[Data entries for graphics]
====

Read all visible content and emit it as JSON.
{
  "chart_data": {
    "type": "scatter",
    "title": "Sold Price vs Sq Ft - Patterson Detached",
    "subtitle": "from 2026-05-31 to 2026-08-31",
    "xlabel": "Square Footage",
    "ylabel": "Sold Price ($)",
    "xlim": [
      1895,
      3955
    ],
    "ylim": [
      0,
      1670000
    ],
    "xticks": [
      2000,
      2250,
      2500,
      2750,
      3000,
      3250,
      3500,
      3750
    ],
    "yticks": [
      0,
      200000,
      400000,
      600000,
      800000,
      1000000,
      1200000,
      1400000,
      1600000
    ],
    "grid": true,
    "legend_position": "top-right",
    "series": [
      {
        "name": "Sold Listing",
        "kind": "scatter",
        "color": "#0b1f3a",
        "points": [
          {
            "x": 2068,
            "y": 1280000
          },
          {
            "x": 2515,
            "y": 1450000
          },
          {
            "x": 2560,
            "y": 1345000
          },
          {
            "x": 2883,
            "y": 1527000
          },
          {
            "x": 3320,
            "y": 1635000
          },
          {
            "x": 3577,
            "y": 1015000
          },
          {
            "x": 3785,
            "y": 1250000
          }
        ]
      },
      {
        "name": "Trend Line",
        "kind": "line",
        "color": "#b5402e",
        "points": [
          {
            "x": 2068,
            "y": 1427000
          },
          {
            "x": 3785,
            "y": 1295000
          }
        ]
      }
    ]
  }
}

====

Aim: Write out the whole listing exactly.

Task response:
Read all visible content and emit it as JSON.
{
  "chart_data": {
    "type": "scatter",
    "title": "Sold Price vs Sq Ft - Patterson Detached",
    "subtitle": "from 2026-05-31 to 2026-08-31",
    "xlabel": "Square Footage",
    "ylabel": "Sold Price ($)",
    "xlim": [
      1895,
      3955
    ],
    "ylim": [
      0,
      1670000
    ],
    "xticks": [
      2000,
      2250,
      2500,
      2750,
      3000,
      3250,
      3500,
      3750
    ],
    "yticks": [
      0,
      200000,
      400000,
      600000,
      800000,
      1000000,
      1200000,
      1400000,
      1600000
    ],
    "grid": true,
    "legend_position": "top-right",
    "series": [
      {
        "name": "Sold Listing",
        "kind": "scatter",
        "color": "#0b1f3a",
        "points": [
          {
            "x": 2068,
            "y": 1280000
          },
          {
            "x": 2515,
            "y": 1450000
          },
          {
            "x": 2560,
            "y": 1345000
          },
          {
            "x": 2883,
            "y": 1527000
          },
          {
            "x": 3320,
            "y": 1635000
          },
          {
            "x": 3577,
            "y": 1015000
          },
          {
            "x": 3785,
            "y": 1250000
          }
        ]
      },
      {
        "name": "Trend Line",
        "kind": "line",
        "color": "#b5402e",
        "points": [
          {
            "x": 2068,
            "y": 1427000
          },
          {
            "x": 3785,
            "y": 1295000
          }
        ]
      }
    ]
  }
}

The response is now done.